Stored records:
________________
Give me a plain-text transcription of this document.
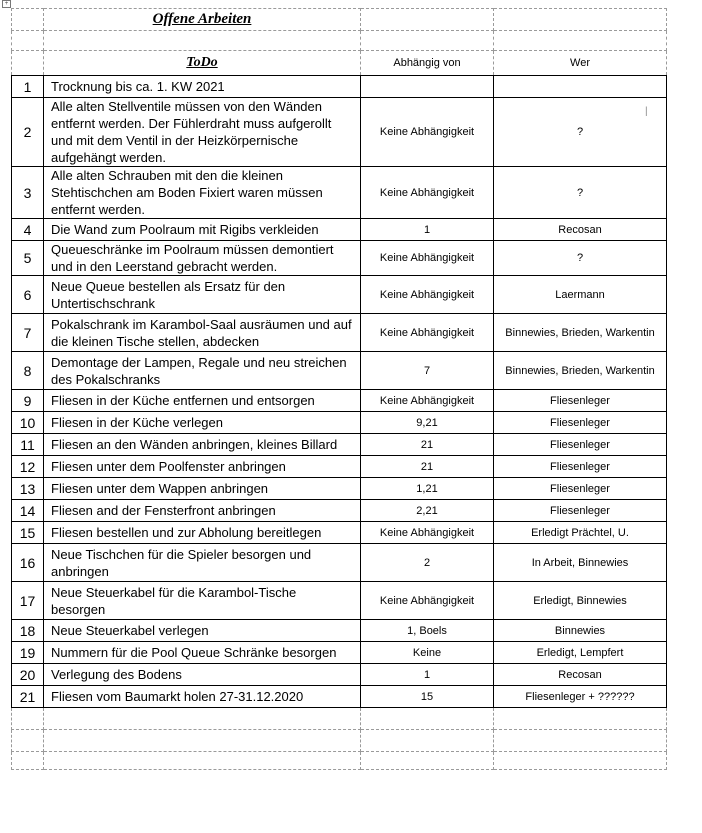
+
	Offene Arbeiten		

	ToDo	Abhängig von	Wer
1	Trocknung bis ca. 1. KW 2021		
2	Alle alten Stellventile müssen von den Wänden entfernt werden. Der Fühlerdraht muss aufgerollt und mit dem Ventil in der Heizkörpernische aufgehängt werden.	Keine Abhängigkeit	?
3	Alle alten Schrauben mit den die kleinen Stehtischchen am Boden Fixiert waren müssen entfernt werden.	Keine Abhängigkeit	?
4	Die Wand zum Poolraum mit Rigibs verkleiden	1	Recosan
5	Queueschränke im Poolraum müssen demontiert und in den Leerstand gebracht werden.	Keine Abhängigkeit	?
6	Neue Queue bestellen als Ersatz für den Untertischschrank	Keine Abhängigkeit	Laermann
7	Pokalschrank im Karambol-Saal ausräumen und auf die kleinen Tische stellen, abdecken	Keine Abhängigkeit	Binnewies, Brieden, Warkentin
8	Demontage der Lampen, Regale und neu streichen des Pokalschranks	7	Binnewies, Brieden, Warkentin
9	Fliesen in der Küche entfernen und entsorgen	Keine Abhängigkeit	Fliesenleger
10	Fliesen in der Küche verlegen	9,21	Fliesenleger
11	Fliesen an den Wänden anbringen, kleines Billard	21	Fliesenleger
12	Fliesen unter dem Poolfenster anbringen	21	Fliesenleger
13	Fliesen unter dem Wappen anbringen	1,21	Fliesenleger
14	Fliesen and der Fensterfront anbringen	2,21	Fliesenleger
15	Fliesen bestellen und zur Abholung bereitlegen	Keine Abhängigkeit	Erledigt Prächtel, U.
16	Neue Tischchen für die Spieler besorgen und anbringen	2	In Arbeit, Binnewies
17	Neue Steuerkabel für die Karambol-Tische besorgen	Keine Abhängigkeit	Erledigt, Binnewies
18	Neue Steuerkabel verlegen	1, Boels	Binnewies
19	Nummern für die Pool Queue Schränke besorgen	Keine	Erledigt, Lempfert
20	Verlegung des Bodens	1	Recosan
21	Fliesen vom Baumarkt holen 27-31.12.2020	15	Fliesenleger + ??????

|
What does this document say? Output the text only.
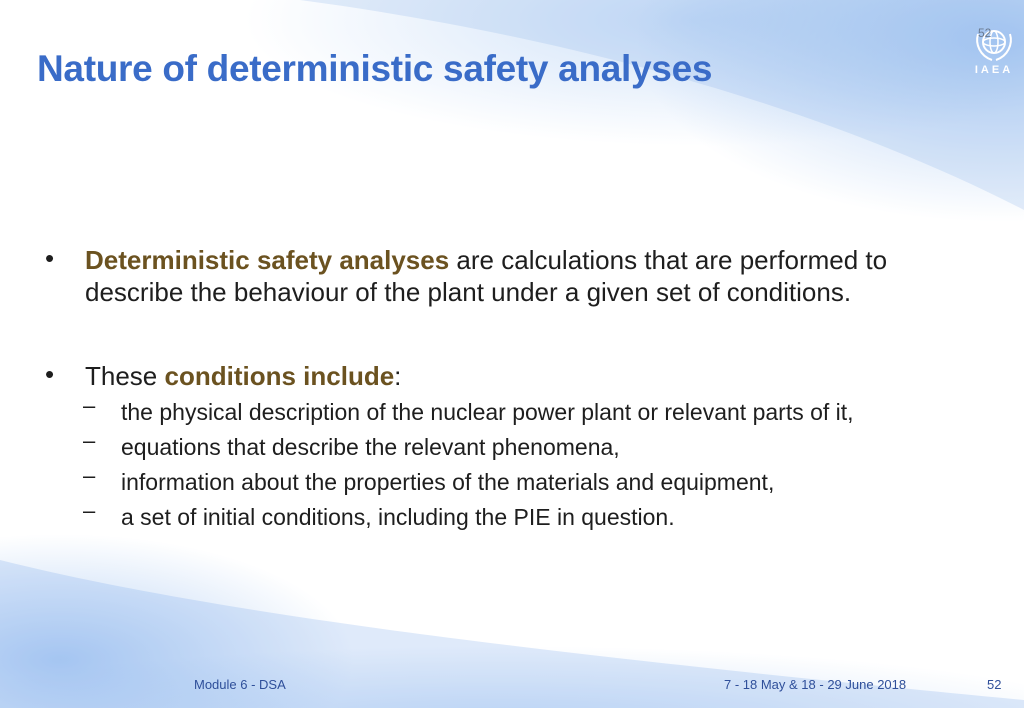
Nature of deterministic safety analyses	IAEA
52
• Deterministic safety analyses are calculations that are performed to describe the behaviour of the plant under a given set of conditions.
• These conditions include:
– the physical description of the nuclear power plant or relevant parts of it,
– equations that describe the relevant phenomena,
– information about the properties of the materials and equipment,
– a set of initial conditions, including the PIE in question.
Module 6 - DSA	7 - 18 May & 18 - 29 June 2018	52
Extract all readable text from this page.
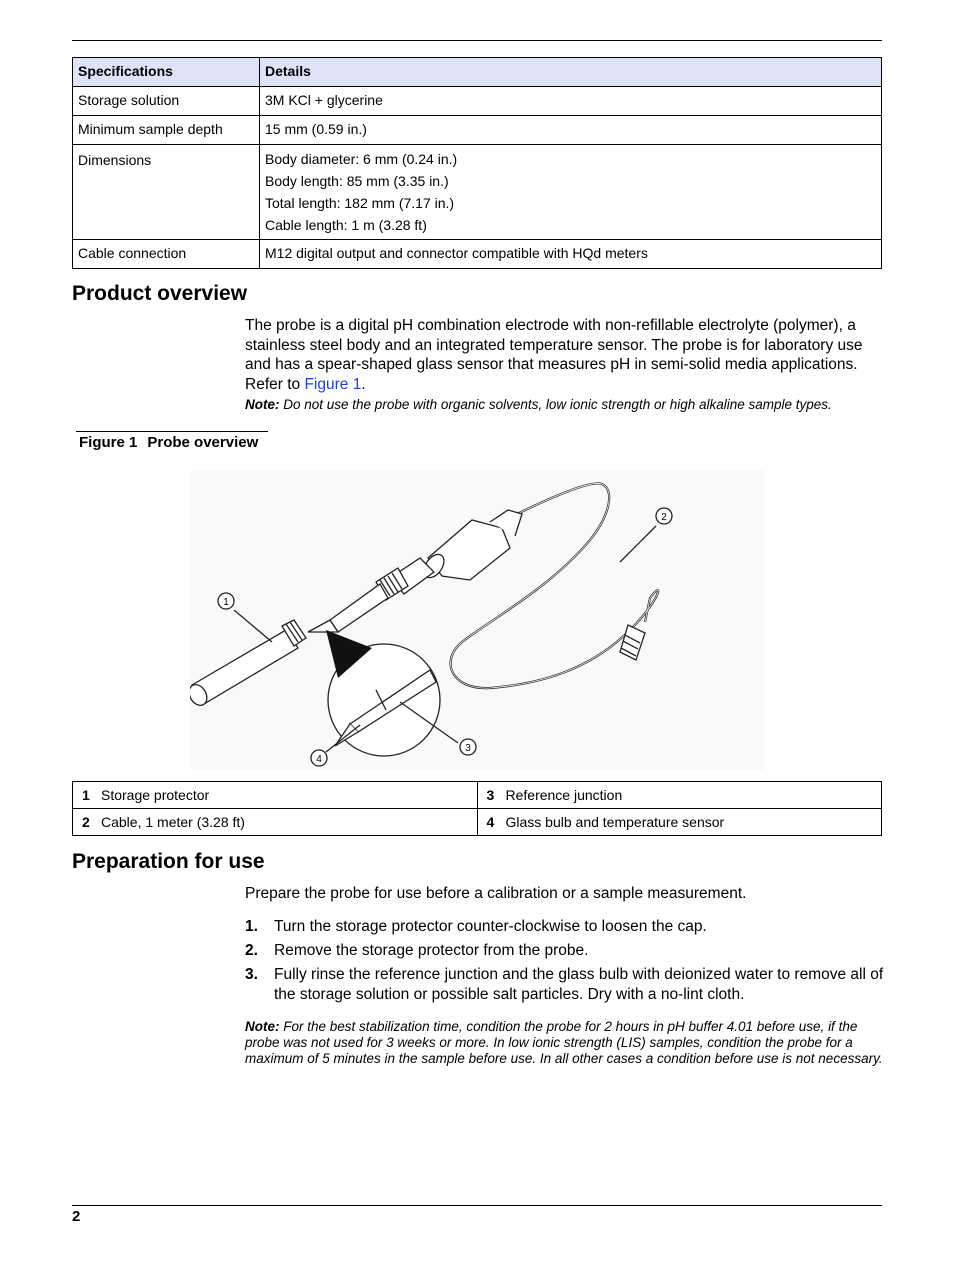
Specifications	Details
Storage solution	3M KCl + glycerine
Minimum sample depth	15 mm (0.59 in.)
Dimensions	Body diameter: 6 mm (0.24 in.)
Body length: 85 mm (3.35 in.)
Total length: 182 mm (7.17 in.)
Cable length: 1 m (3.28 ft)

Cable connection	M12 digital output and connector compatible with HQd meters
Product overview

The probe is a digital pH combination electrode with non-refillable electrolyte (polymer), a stainless steel body and an integrated temperature sensor. The probe is for laboratory use and has a spear-shaped glass sensor that measures pH in semi-solid media applications. Refer to Figure 1.

Note: Do not use the probe with organic solvents, low ionic strength or high alkaline sample types.

Figure 1 Probe overview
1
2
3
4
1 Storage protector	3 Reference junction
2 Cable, 1 meter (3.28 ft)	4 Glass bulb and temperature sensor
Preparation for use

Prepare the probe for use before a calibration or a sample measurement.

1. Turn the storage protector counter-clockwise to loosen the cap.
2. Remove the storage protector from the probe.
3. Fully rinse the reference junction and the glass bulb with deionized water to remove all of the storage solution or possible salt particles. Dry with a no-lint cloth.

Note: For the best stabilization time, condition the probe for 2 hours in pH buffer 4.01 before use, if the probe was not used for 3 weeks or more. In low ionic strength (LIS) samples, condition the probe for a maximum of 5 minutes in the sample before use. In all other cases a condition before use is not necessary.

2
________________
Problem details: Copy out all the records exactly, excluding pictures.

Reply:
Give me a plain-text transcription of this document.
+
	Offene Arbeiten		

	ToDo	Abhängig von	Wer
1	Trocknung bis ca. 1. KW 2021		
2	Alle alten Stellventile müssen von den Wänden entfernt werden. Der Fühlerdraht muss aufgerollt und mit dem Ventil in der Heizkörpernische aufgehängt werden.	Keine Abhängigkeit	?
3	Alle alten Schrauben mit den die kleinen Stehtischchen am Boden Fixiert waren müssen entfernt werden.	Keine Abhängigkeit	?
4	Die Wand zum Poolraum mit Rigibs verkleiden	1	Recosan
5	Queueschränke im Poolraum müssen demontiert und in den Leerstand gebracht werden.	Keine Abhängigkeit	?
6	Neue Queue bestellen als Ersatz für den Untertischschrank	Keine Abhängigkeit	Laermann
7	Pokalschrank im Karambol-Saal ausräumen und auf die kleinen Tische stellen, abdecken	Keine Abhängigkeit	Binnewies, Brieden, Warkentin
8	Demontage der Lampen, Regale und neu streichen des Pokalschranks	7	Binnewies, Brieden, Warkentin
9	Fliesen in der Küche entfernen und entsorgen	Keine Abhängigkeit	Fliesenleger
10	Fliesen in der Küche verlegen	9,21	Fliesenleger
11	Fliesen an den Wänden anbringen, kleines Billard	21	Fliesenleger
12	Fliesen unter dem Poolfenster anbringen	21	Fliesenleger
13	Fliesen unter dem Wappen anbringen	1,21	Fliesenleger
14	Fliesen and der Fensterfront anbringen	2,21	Fliesenleger
15	Fliesen bestellen und zur Abholung bereitlegen	Keine Abhängigkeit	Erledigt Prächtel, U.
16	Neue Tischchen für die Spieler besorgen und anbringen	2	In Arbeit, Binnewies
17	Neue Steuerkabel für die Karambol-Tische besorgen	Keine Abhängigkeit	Erledigt, Binnewies
18	Neue Steuerkabel verlegen	1, Boels	Binnewies
19	Nummern für die Pool Queue Schränke besorgen	Keine	Erledigt, Lempfert
20	Verlegung des Bodens	1	Recosan
21	Fliesen vom Baumarkt holen 27-31.12.2020	15	Fliesenleger + ??????

|
What does this document say? Output the text only.
Nature of deterministic safety analyses	IAEA
52
• Deterministic safety analyses are calculations that are performed to describe the behaviour of the plant under a given set of conditions.
• These conditions include:
– the physical description of the nuclear power plant or relevant parts of it,
– equations that describe the relevant phenomena,
– information about the properties of the materials and equipment,
– a set of initial conditions, including the PIE in question.
Module 6 - DSA	7 - 18 May & 18 - 29 June 2018	52
Extract all readable text from this page.
Specifications	Details
Storage solution	3M KCl + glycerine
Minimum sample depth	15 mm (0.59 in.)
Dimensions	Body diameter: 6 mm (0.24 in.)
Body length: 85 mm (3.35 in.)
Total length: 182 mm (7.17 in.)
Cable length: 1 m (3.28 ft)

Cable connection	M12 digital output and connector compatible with HQd meters
Product overview

The probe is a digital pH combination electrode with non-refillable electrolyte (polymer), a stainless steel body and an integrated temperature sensor. The probe is for laboratory use and has a spear-shaped glass sensor that measures pH in semi-solid media applications. Refer to Figure 1.

Note: Do not use the probe with organic solvents, low ionic strength or high alkaline sample types.

Figure 1 Probe overview
1
2
3
4
1 Storage protector	3 Reference junction
2 Cable, 1 meter (3.28 ft)	4 Glass bulb and temperature sensor
Preparation for use

Prepare the probe for use before a calibration or a sample measurement.

1. Turn the storage protector counter-clockwise to loosen the cap.
2. Remove the storage protector from the probe.
3. Fully rinse the reference junction and the glass bulb with deionized water to remove all of the storage solution or possible salt particles. Dry with a no-lint cloth.

Note: For the best stabilization time, condition the probe for 2 hours in pH buffer 4.01 before use, if the probe was not used for 3 weeks or more. In low ionic strength (LIS) samples, condition the probe for a maximum of 5 minutes in the sample before use. In all other cases a condition before use is not necessary.

2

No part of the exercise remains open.